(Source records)
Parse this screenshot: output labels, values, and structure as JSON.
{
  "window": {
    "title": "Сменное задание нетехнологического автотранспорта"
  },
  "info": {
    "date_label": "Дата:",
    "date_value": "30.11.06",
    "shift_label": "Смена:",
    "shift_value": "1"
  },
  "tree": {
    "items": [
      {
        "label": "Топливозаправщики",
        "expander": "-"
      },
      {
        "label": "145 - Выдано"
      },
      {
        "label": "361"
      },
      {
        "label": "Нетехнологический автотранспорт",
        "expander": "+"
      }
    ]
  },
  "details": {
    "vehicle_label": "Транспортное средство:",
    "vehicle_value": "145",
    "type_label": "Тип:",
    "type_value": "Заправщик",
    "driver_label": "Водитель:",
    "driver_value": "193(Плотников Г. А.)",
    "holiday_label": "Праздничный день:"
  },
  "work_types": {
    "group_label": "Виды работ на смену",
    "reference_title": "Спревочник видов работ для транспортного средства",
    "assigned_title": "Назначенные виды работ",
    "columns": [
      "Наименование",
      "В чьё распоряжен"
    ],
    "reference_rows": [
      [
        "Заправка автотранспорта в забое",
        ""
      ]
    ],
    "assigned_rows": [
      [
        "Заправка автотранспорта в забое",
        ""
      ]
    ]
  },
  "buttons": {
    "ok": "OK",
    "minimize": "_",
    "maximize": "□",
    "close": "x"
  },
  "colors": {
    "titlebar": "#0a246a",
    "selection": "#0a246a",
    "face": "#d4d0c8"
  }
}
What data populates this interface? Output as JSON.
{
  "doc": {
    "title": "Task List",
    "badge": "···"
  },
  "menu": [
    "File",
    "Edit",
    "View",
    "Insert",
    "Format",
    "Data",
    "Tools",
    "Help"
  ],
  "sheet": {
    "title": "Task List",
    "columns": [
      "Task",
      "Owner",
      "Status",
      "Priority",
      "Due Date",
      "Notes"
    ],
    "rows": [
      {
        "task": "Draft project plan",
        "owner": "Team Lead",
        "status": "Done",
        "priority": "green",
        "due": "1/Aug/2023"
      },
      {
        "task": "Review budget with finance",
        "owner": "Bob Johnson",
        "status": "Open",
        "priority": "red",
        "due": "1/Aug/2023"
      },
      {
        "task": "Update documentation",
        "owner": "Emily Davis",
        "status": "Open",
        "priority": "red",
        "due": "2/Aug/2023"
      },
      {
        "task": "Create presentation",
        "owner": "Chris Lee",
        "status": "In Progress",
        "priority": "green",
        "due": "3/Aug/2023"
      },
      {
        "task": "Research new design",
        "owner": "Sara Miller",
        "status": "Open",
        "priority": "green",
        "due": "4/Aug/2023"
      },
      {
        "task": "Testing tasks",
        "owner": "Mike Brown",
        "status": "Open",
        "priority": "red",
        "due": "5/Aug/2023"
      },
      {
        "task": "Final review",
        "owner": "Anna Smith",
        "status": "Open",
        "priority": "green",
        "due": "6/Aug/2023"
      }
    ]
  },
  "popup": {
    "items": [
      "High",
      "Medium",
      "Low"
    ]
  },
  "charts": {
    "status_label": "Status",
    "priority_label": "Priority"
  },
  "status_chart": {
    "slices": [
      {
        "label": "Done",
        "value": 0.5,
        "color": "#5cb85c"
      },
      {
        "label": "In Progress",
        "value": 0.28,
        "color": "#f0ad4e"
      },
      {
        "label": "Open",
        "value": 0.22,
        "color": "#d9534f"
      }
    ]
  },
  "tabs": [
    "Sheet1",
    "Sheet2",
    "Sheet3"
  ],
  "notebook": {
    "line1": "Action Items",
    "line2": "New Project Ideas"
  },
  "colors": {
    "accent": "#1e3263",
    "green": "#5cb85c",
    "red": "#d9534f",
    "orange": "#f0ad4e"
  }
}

**Problem requirements**
Copy out every line holding the string "работ".

**Output**
    "group_label": "Виды работ на смену",
    "reference_title": "Спревочник видов работ для транспортного средства",
    "assigned_title": "Назначенные виды работ",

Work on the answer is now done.